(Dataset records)

## Start

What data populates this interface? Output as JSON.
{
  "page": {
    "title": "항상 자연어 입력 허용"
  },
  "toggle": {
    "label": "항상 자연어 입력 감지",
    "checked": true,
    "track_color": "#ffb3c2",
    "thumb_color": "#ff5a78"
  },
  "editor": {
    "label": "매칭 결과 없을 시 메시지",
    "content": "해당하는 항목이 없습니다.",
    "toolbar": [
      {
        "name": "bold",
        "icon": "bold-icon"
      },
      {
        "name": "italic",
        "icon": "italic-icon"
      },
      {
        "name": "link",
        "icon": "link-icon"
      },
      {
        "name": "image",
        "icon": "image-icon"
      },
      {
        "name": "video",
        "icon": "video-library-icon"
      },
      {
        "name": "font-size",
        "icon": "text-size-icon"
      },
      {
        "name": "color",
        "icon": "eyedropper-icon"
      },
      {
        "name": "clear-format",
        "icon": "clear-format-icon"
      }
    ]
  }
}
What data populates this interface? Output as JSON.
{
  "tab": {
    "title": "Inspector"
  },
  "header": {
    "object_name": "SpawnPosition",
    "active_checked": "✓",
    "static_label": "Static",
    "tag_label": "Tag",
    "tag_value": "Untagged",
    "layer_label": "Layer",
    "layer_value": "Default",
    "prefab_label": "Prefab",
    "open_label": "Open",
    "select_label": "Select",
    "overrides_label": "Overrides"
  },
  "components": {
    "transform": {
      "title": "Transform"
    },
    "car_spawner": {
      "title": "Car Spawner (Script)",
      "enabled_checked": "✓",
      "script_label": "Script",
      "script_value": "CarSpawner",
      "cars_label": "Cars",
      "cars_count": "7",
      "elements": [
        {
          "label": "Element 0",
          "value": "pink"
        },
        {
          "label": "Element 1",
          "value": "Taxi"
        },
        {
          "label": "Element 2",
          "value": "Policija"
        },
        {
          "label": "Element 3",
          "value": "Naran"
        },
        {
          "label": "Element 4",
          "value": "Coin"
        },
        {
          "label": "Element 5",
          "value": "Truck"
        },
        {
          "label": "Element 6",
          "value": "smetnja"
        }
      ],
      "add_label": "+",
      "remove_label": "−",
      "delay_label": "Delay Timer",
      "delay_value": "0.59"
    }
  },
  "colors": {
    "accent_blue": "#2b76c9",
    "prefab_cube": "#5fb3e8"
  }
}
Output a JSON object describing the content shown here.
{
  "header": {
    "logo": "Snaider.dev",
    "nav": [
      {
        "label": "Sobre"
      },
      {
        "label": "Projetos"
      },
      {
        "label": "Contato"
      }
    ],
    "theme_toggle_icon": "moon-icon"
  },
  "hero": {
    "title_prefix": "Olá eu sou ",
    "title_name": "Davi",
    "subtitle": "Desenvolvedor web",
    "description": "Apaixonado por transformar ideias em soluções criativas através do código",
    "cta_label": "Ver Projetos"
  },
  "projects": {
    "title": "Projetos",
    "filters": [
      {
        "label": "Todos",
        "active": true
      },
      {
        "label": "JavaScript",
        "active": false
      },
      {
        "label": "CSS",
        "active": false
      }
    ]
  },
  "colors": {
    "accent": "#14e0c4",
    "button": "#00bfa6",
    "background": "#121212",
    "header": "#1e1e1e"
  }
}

## End

→ Prompt
Every line of the listing that holds "content" is to be counted; give only the resulting number.

→ Solution to the problem
2